[BEGIN]

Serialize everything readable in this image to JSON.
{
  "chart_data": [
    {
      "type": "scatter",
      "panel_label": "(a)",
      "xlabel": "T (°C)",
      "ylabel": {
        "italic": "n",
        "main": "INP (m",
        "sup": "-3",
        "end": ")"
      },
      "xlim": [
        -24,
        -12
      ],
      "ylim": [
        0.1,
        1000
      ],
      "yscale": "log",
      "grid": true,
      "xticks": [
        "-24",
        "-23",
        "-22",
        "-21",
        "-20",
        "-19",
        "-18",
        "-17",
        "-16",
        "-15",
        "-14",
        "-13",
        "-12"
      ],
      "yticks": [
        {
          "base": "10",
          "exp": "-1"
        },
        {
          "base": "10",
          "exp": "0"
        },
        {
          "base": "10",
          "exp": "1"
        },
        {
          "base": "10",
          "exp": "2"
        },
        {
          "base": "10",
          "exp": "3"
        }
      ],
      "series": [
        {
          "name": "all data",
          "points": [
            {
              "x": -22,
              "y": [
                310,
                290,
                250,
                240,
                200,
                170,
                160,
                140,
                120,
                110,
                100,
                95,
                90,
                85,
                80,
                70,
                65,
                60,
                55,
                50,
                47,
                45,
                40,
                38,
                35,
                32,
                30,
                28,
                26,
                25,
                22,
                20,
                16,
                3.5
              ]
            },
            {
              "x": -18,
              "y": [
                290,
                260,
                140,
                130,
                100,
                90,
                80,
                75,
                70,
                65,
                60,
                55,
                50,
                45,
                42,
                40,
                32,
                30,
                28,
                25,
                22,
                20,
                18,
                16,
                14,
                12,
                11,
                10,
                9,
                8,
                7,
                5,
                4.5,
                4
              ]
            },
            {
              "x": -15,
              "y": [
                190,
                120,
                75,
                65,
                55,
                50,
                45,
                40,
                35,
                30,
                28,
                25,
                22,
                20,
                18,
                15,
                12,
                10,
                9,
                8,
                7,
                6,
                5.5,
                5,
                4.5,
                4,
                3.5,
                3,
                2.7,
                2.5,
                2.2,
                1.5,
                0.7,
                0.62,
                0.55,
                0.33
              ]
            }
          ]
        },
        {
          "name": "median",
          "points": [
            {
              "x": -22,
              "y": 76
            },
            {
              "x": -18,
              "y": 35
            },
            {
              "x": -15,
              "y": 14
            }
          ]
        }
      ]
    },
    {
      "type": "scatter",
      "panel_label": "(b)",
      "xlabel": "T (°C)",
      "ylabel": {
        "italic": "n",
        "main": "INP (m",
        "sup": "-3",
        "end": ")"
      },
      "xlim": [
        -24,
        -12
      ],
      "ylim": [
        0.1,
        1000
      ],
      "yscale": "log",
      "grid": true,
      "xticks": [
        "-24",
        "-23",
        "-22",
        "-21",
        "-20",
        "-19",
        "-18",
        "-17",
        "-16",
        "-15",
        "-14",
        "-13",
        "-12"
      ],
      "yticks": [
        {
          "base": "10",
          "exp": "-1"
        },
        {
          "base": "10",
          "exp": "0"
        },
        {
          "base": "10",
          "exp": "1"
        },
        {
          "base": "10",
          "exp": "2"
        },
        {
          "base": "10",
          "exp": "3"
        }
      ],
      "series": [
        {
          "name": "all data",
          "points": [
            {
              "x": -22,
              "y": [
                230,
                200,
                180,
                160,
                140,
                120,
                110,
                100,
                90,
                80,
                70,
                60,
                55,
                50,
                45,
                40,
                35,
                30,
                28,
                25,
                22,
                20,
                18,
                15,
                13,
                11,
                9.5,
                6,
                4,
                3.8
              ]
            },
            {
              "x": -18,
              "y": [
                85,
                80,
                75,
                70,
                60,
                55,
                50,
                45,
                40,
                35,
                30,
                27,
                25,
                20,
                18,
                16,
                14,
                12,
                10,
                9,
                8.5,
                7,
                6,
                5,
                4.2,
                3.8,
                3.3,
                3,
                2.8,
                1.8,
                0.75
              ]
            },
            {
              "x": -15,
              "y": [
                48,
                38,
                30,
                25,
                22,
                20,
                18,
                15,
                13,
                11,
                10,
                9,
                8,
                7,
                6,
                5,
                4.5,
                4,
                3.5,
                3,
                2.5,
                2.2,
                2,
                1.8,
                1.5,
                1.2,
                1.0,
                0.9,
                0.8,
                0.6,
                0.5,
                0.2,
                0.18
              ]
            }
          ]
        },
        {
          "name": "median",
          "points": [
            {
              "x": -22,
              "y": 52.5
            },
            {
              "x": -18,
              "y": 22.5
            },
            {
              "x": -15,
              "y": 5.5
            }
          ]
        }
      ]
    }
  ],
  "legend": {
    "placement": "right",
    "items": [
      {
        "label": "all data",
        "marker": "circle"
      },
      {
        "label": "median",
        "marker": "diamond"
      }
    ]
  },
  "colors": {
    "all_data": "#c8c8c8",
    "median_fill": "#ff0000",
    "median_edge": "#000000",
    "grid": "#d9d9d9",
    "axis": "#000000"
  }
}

[END]

▶ Directive: Repeat back the data above, exact to the last character.

▶ Correct response:
Serialize everything readable in this image to JSON.
{
  "chart_data": [
    {
      "type": "scatter",
      "panel_label": "(a)",
      "xlabel": "T (°C)",
      "ylabel": {
        "italic": "n",
        "main": "INP (m",
        "sup": "-3",
        "end": ")"
      },
      "xlim": [
        -24,
        -12
      ],
      "ylim": [
        0.1,
        1000
      ],
      "yscale": "log",
      "grid": true,
      "xticks": [
        "-24",
        "-23",
        "-22",
        "-21",
        "-20",
        "-19",
        "-18",
        "-17",
        "-16",
        "-15",
        "-14",
        "-13",
        "-12"
      ],
      "yticks": [
        {
          "base": "10",
          "exp": "-1"
        },
        {
          "base": "10",
          "exp": "0"
        },
        {
          "base": "10",
          "exp": "1"
        },
        {
          "base": "10",
          "exp": "2"
        },
        {
          "base": "10",
          "exp": "3"
        }
      ],
      "series": [
        {
          "name": "all data",
          "points": [
            {
              "x": -22,
              "y": [
                310,
                290,
                250,
                240,
                200,
                170,
                160,
                140,
                120,
                110,
                100,
                95,
                90,
                85,
                80,
                70,
                65,
                60,
                55,
                50,
                47,
                45,
                40,
                38,
                35,
                32,
                30,
                28,
                26,
                25,
                22,
                20,
                16,
                3.5
              ]
            },
            {
              "x": -18,
              "y": [
                290,
                260,
                140,
                130,
                100,
                90,
                80,
                75,
                70,
                65,
                60,
                55,
                50,
                45,
                42,
                40,
                32,
                30,
                28,
                25,
                22,
                20,
                18,
                16,
                14,
                12,
                11,
                10,
                9,
                8,
                7,
                5,
                4.5,
                4
              ]
            },
            {
              "x": -15,
              "y": [
                190,
                120,
                75,
                65,
                55,
                50,
                45,
                40,
                35,
                30,
                28,
                25,
                22,
                20,
                18,
                15,
                12,
                10,
                9,
                8,
                7,
                6,
                5.5,
                5,
                4.5,
                4,
                3.5,
                3,
                2.7,
                2.5,
                2.2,
                1.5,
                0.7,
                0.62,
                0.55,
                0.33
              ]
            }
          ]
        },
        {
          "name": "median",
          "points": [
            {
              "x": -22,
              "y": 76
            },
            {
              "x": -18,
              "y": 35
            },
            {
              "x": -15,
              "y": 14
            }
          ]
        }
      ]
    },
    {
      "type": "scatter",
      "panel_label": "(b)",
      "xlabel": "T (°C)",
      "ylabel": {
        "italic": "n",
        "main": "INP (m",
        "sup": "-3",
        "end": ")"
      },
      "xlim": [
        -24,
        -12
      ],
      "ylim": [
        0.1,
        1000
      ],
      "yscale": "log",
      "grid": true,
      "xticks": [
        "-24",
        "-23",
        "-22",
        "-21",
        "-20",
        "-19",
        "-18",
        "-17",
        "-16",
        "-15",
        "-14",
        "-13",
        "-12"
      ],
      "yticks": [
        {
          "base": "10",
          "exp": "-1"
        },
        {
          "base": "10",
          "exp": "0"
        },
        {
          "base": "10",
          "exp": "1"
        },
        {
          "base": "10",
          "exp": "2"
        },
        {
          "base": "10",
          "exp": "3"
        }
      ],
      "series": [
        {
          "name": "all data",
          "points": [
            {
              "x": -22,
              "y": [
                230,
                200,
                180,
                160,
                140,
                120,
                110,
                100,
                90,
                80,
                70,
                60,
                55,
                50,
                45,
                40,
                35,
                30,
                28,
                25,
                22,
                20,
                18,
                15,
                13,
                11,
                9.5,
                6,
                4,
                3.8
              ]
            },
            {
              "x": -18,
              "y": [
                85,
                80,
                75,
                70,
                60,
                55,
                50,
                45,
                40,
                35,
                30,
                27,
                25,
                20,
                18,
                16,
                14,
                12,
                10,
                9,
                8.5,
                7,
                6,
                5,
                4.2,
                3.8,
                3.3,
                3,
                2.8,
                1.8,
                0.75
              ]
            },
            {
              "x": -15,
              "y": [
                48,
                38,
                30,
                25,
                22,
                20,
                18,
                15,
                13,
                11,
                10,
                9,
                8,
                7,
                6,
                5,
                4.5,
                4,
                3.5,
                3,
                2.5,
                2.2,
                2,
                1.8,
                1.5,
                1.2,
                1.0,
                0.9,
                0.8,
                0.6,
                0.5,
                0.2,
                0.18
              ]
            }
          ]
        },
        {
          "name": "median",
          "points": [
            {
              "x": -22,
              "y": 52.5
            },
            {
              "x": -18,
              "y": 22.5
            },
            {
              "x": -15,
              "y": 5.5
            }
          ]
        }
      ]
    }
  ],
  "legend": {
    "placement": "right",
    "items": [
      {
        "label": "all data",
        "marker": "circle"
      },
      {
        "label": "median",
        "marker": "diamond"
      }
    ]
  },
  "colors": {
    "all_data": "#c8c8c8",
    "median_fill": "#ff0000",
    "median_edge": "#000000",
    "grid": "#d9d9d9",
    "axis": "#000000"
  }
}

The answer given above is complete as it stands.